### WRITTEN TASK
Repeat the records word for word, excluding any picture.

### INFORMATION SHOWN
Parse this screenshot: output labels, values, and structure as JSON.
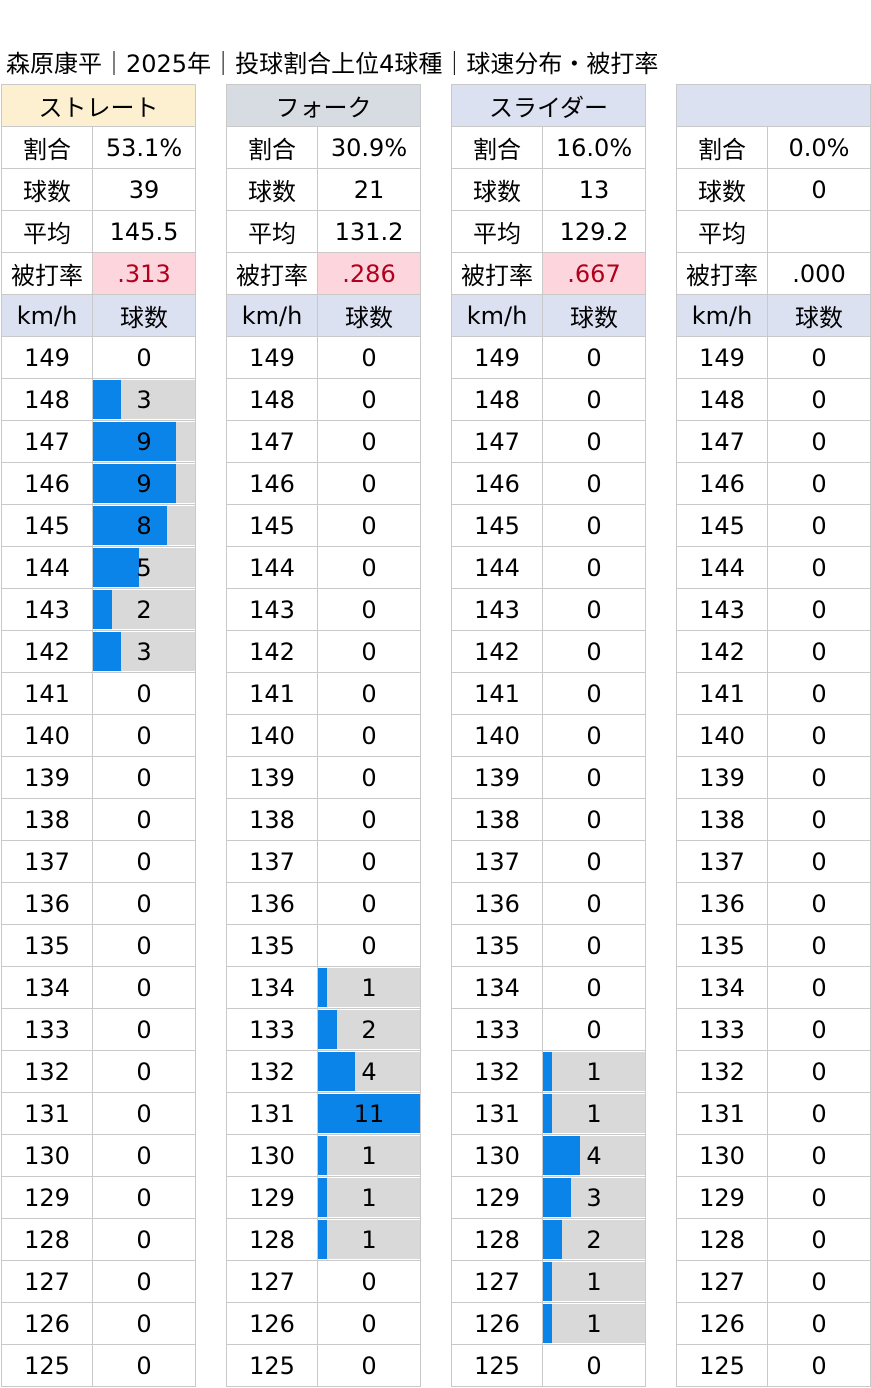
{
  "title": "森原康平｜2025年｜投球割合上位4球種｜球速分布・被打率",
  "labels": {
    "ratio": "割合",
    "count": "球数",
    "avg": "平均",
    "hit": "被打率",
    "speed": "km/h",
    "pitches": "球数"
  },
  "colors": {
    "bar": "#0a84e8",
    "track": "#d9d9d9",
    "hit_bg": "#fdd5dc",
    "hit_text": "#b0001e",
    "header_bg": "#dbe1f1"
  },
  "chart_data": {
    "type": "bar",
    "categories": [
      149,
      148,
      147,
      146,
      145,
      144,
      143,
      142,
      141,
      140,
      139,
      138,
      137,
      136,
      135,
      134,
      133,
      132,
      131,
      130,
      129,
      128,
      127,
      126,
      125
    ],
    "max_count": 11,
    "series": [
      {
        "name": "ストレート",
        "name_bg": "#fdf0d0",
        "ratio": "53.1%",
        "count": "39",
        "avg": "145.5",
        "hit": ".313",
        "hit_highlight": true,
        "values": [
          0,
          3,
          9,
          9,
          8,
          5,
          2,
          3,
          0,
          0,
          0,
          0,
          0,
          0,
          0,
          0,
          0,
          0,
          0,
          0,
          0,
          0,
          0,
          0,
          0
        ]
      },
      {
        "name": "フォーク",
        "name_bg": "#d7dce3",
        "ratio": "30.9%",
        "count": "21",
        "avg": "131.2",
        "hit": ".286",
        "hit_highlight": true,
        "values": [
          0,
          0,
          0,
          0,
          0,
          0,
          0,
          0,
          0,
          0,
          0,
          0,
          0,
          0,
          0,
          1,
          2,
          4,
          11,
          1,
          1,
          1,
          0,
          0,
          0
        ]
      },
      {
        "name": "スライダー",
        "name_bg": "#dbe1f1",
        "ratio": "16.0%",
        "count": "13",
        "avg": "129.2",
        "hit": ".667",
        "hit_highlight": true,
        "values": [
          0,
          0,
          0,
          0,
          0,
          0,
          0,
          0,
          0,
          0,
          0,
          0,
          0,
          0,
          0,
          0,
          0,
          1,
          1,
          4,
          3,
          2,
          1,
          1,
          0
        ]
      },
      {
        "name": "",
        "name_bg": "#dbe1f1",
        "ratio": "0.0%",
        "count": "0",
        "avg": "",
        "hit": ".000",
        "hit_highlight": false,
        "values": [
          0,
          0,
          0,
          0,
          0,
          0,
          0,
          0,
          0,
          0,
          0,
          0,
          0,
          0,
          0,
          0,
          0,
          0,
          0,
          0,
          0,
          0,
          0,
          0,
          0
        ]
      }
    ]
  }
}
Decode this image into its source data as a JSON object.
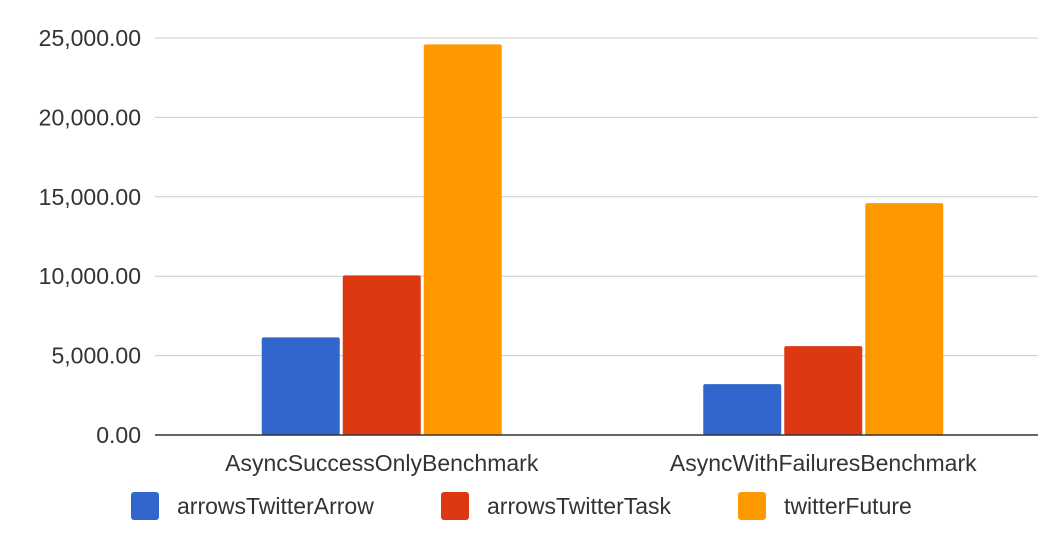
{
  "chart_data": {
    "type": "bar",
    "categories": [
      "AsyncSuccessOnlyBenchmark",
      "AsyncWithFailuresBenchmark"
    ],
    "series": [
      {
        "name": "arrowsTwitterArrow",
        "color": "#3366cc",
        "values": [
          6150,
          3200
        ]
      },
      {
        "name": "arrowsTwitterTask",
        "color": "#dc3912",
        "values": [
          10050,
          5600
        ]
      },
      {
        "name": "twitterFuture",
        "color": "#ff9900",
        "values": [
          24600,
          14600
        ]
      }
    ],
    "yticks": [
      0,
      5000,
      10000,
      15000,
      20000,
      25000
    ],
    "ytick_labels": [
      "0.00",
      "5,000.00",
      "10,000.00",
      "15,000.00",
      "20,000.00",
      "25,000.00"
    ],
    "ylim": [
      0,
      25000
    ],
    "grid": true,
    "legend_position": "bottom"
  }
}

### WORKED SOLUTION
Parse this screenshot: output labels, values, and structure as JSON.
{
  "title": "森原康平｜2025年｜投球割合上位4球種｜球速分布・被打率",
  "labels": {
    "ratio": "割合",
    "count": "球数",
    "avg": "平均",
    "hit": "被打率",
    "speed": "km/h",
    "pitches": "球数"
  },
  "colors": {
    "bar": "#0a84e8",
    "track": "#d9d9d9",
    "hit_bg": "#fdd5dc",
    "hit_text": "#b0001e",
    "header_bg": "#dbe1f1"
  },
  "chart_data": {
    "type": "bar",
    "categories": [
      149,
      148,
      147,
      146,
      145,
      144,
      143,
      142,
      141,
      140,
      139,
      138,
      137,
      136,
      135,
      134,
      133,
      132,
      131,
      130,
      129,
      128,
      127,
      126,
      125
    ],
    "max_count": 11,
    "series": [
      {
        "name": "ストレート",
        "name_bg": "#fdf0d0",
        "ratio": "53.1%",
        "count": "39",
        "avg": "145.5",
        "hit": ".313",
        "hit_highlight": true,
        "values": [
          0,
          3,
          9,
          9,
          8,
          5,
          2,
          3,
          0,
          0,
          0,
          0,
          0,
          0,
          0,
          0,
          0,
          0,
          0,
          0,
          0,
          0,
          0,
          0,
          0
        ]
      },
      {
        "name": "フォーク",
        "name_bg": "#d7dce3",
        "ratio": "30.9%",
        "count": "21",
        "avg": "131.2",
        "hit": ".286",
        "hit_highlight": true,
        "values": [
          0,
          0,
          0,
          0,
          0,
          0,
          0,
          0,
          0,
          0,
          0,
          0,
          0,
          0,
          0,
          1,
          2,
          4,
          11,
          1,
          1,
          1,
          0,
          0,
          0
        ]
      },
      {
        "name": "スライダー",
        "name_bg": "#dbe1f1",
        "ratio": "16.0%",
        "count": "13",
        "avg": "129.2",
        "hit": ".667",
        "hit_highlight": true,
        "values": [
          0,
          0,
          0,
          0,
          0,
          0,
          0,
          0,
          0,
          0,
          0,
          0,
          0,
          0,
          0,
          0,
          0,
          1,
          1,
          4,
          3,
          2,
          1,
          1,
          0
        ]
      },
      {
        "name": "",
        "name_bg": "#dbe1f1",
        "ratio": "0.0%",
        "count": "0",
        "avg": "",
        "hit": ".000",
        "hit_highlight": false,
        "values": [
          0,
          0,
          0,
          0,
          0,
          0,
          0,
          0,
          0,
          0,
          0,
          0,
          0,
          0,
          0,
          0,
          0,
          0,
          0,
          0,
          0,
          0,
          0,
          0,
          0
        ]
      }
    ]
  }
}
Decode this image into its source data as a JSON object.
{
  "chart_data": {
    "type": "bar",
    "categories": [
      "AsyncSuccessOnlyBenchmark",
      "AsyncWithFailuresBenchmark"
    ],
    "series": [
      {
        "name": "arrowsTwitterArrow",
        "color": "#3366cc",
        "values": [
          6150,
          3200
        ]
      },
      {
        "name": "arrowsTwitterTask",
        "color": "#dc3912",
        "values": [
          10050,
          5600
        ]
      },
      {
        "name": "twitterFuture",
        "color": "#ff9900",
        "values": [
          24600,
          14600
        ]
      }
    ],
    "yticks": [
      0,
      5000,
      10000,
      15000,
      20000,
      25000
    ],
    "ytick_labels": [
      "0.00",
      "5,000.00",
      "10,000.00",
      "15,000.00",
      "20,000.00",
      "25,000.00"
    ],
    "ylim": [
      0,
      25000
    ],
    "grid": true,
    "legend_position": "bottom"
  }
}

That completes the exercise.